■ **Direction**:
In the material below, identify each line bearing the word "其他一般公共服务支出". Reproduce those lines.

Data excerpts

━━━

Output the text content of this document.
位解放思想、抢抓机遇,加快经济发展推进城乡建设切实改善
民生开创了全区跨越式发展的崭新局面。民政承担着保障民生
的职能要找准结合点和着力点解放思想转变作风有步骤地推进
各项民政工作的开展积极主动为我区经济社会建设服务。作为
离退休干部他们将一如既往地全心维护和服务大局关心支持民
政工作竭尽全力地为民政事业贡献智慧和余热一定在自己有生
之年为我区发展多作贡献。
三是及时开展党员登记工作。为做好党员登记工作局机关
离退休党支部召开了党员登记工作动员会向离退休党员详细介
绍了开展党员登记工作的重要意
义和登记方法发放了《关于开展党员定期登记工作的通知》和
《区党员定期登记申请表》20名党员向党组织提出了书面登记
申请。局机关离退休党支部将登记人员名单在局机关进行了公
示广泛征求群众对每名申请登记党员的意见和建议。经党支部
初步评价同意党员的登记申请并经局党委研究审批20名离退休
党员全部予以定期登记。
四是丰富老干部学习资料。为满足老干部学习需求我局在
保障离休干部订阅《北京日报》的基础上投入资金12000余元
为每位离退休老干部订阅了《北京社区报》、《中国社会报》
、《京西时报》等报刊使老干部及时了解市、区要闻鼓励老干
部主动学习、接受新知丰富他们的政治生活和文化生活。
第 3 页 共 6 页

━━━

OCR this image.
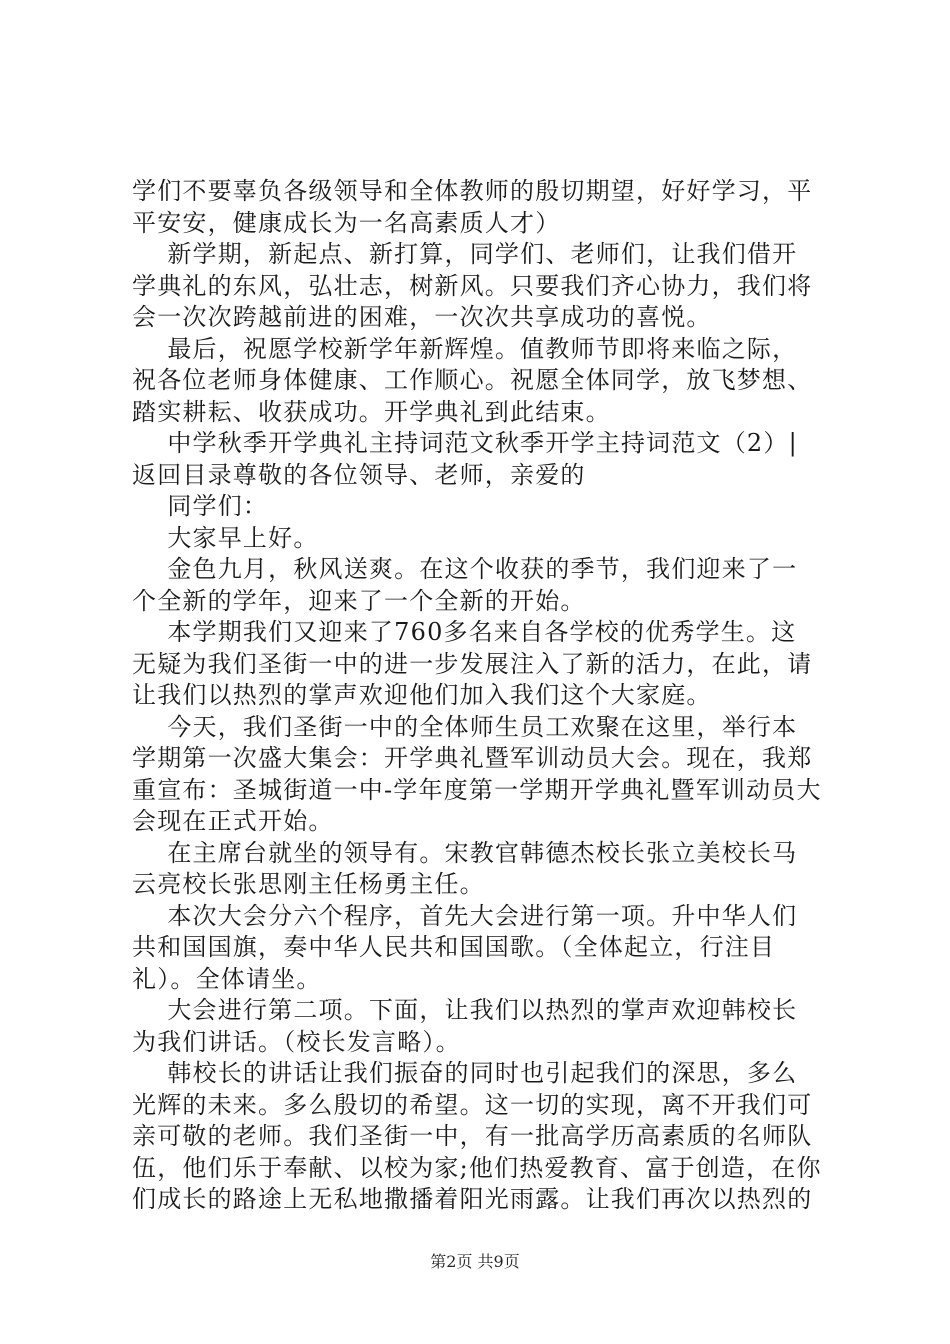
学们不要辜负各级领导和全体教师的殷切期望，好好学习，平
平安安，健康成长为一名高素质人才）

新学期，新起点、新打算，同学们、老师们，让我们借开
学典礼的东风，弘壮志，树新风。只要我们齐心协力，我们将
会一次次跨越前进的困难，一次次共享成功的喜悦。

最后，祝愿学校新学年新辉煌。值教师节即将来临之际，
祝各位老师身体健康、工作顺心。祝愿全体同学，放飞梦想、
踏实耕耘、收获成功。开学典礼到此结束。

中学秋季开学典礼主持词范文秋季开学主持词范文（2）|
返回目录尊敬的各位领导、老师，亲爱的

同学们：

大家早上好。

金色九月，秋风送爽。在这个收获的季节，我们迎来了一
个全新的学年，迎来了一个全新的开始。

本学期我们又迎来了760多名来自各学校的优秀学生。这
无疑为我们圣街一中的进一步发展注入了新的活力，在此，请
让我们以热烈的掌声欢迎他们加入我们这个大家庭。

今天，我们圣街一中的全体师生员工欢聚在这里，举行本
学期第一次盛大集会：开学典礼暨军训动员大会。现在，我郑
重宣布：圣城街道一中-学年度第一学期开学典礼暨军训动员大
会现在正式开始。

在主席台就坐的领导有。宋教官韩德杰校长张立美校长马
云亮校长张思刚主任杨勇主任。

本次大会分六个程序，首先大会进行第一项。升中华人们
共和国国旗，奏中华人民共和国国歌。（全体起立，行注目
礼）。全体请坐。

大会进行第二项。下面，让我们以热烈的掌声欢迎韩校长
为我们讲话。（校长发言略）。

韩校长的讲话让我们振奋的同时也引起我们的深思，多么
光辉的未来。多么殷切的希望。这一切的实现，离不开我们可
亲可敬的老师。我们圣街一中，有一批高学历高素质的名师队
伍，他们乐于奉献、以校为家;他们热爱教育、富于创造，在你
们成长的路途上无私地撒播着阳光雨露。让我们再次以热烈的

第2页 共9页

━━━

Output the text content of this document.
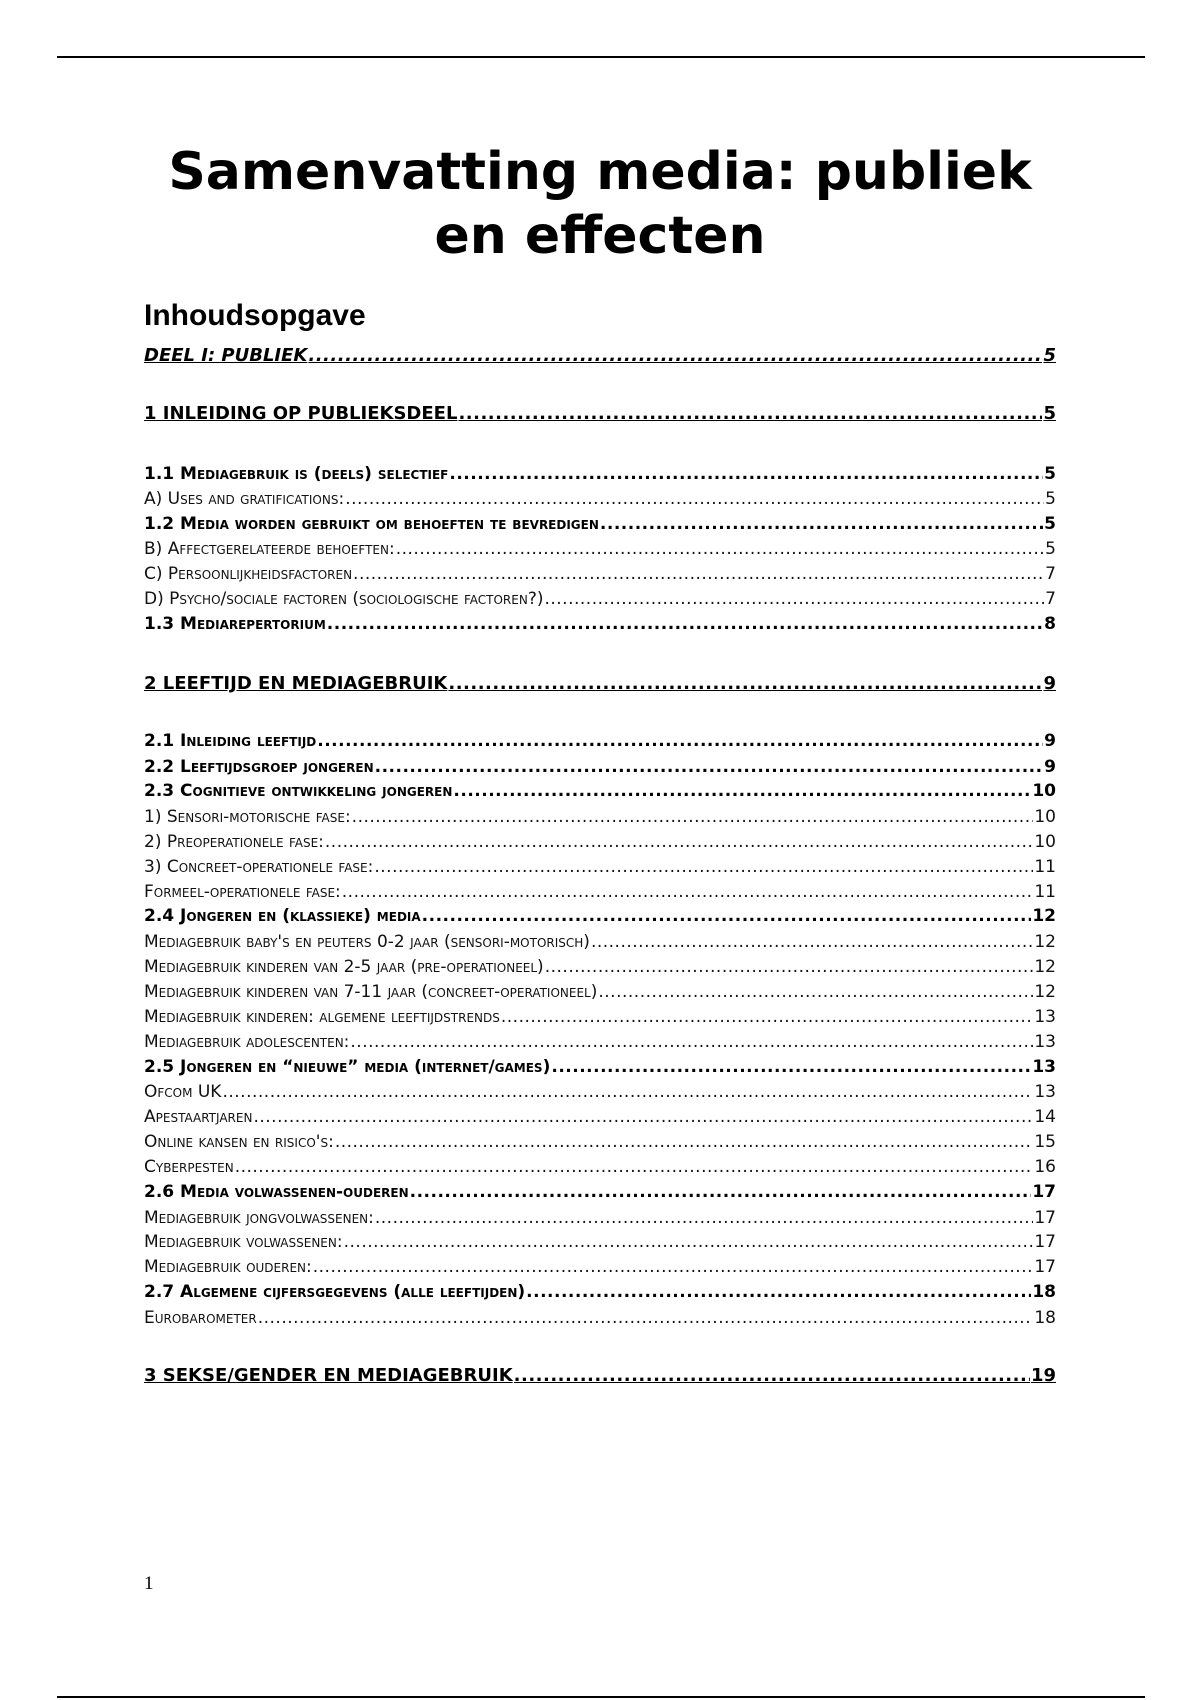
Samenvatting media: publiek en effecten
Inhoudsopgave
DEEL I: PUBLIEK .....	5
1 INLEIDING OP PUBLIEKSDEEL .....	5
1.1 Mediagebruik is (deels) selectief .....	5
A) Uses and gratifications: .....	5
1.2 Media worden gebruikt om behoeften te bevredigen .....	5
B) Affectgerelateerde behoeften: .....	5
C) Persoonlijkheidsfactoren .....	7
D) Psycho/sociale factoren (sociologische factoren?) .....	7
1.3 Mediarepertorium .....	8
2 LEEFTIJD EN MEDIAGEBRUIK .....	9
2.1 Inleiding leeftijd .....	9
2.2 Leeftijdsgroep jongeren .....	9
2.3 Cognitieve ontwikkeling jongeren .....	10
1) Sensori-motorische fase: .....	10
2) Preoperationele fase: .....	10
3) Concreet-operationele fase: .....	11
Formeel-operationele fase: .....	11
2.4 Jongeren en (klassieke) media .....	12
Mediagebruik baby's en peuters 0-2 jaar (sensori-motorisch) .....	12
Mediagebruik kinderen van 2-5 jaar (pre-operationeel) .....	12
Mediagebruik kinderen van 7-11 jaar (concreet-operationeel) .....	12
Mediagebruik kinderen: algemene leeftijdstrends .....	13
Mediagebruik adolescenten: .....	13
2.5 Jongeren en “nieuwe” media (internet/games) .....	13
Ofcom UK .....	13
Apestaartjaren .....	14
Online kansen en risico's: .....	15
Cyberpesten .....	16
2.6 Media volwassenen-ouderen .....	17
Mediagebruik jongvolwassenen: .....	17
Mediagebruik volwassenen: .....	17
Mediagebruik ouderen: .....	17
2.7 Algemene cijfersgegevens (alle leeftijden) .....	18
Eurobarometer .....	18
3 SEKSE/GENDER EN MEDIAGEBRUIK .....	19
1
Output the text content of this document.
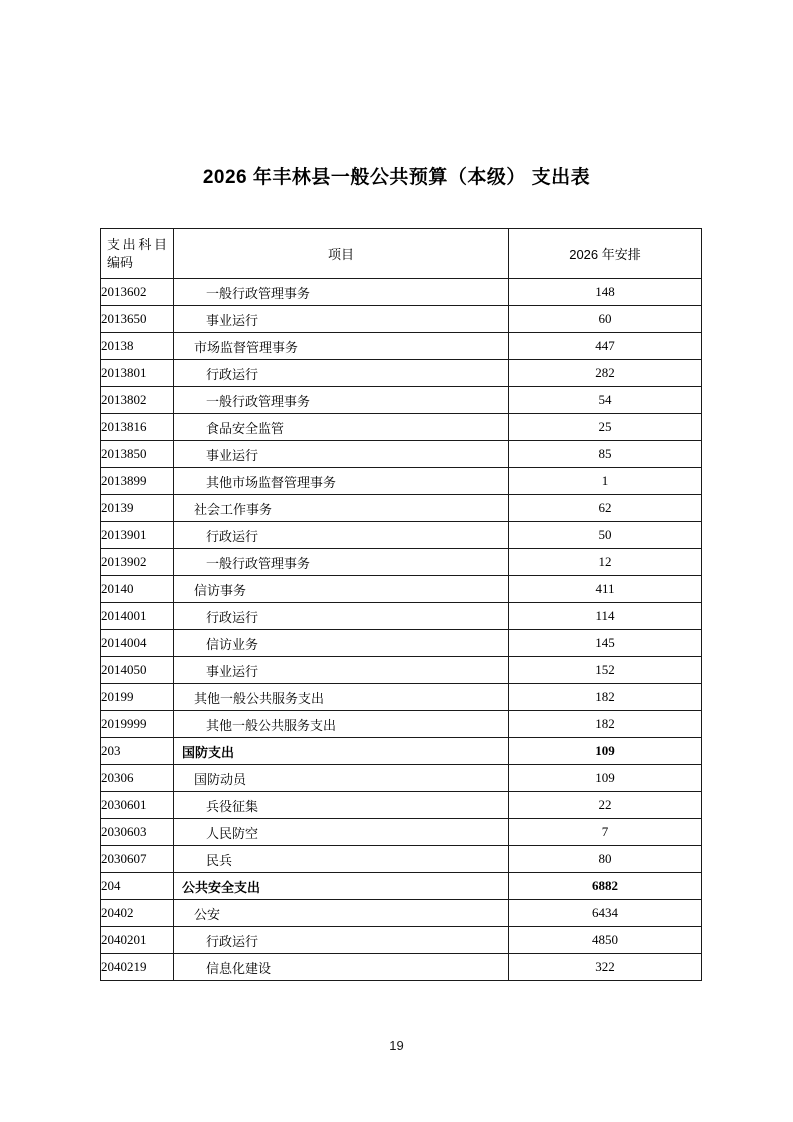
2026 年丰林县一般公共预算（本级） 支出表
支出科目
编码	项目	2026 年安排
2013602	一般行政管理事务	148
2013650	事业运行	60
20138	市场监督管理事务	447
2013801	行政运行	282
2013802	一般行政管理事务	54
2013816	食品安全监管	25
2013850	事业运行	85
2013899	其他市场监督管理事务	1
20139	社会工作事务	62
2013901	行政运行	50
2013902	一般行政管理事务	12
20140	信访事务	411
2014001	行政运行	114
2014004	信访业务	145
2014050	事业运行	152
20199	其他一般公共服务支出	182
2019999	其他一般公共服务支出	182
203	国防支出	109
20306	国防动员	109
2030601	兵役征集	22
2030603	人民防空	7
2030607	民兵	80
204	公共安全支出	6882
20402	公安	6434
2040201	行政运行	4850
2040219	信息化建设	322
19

━━━

■ **Task output**:
20199	其他一般公共服务支出	182
2019999	其他一般公共服务支出	182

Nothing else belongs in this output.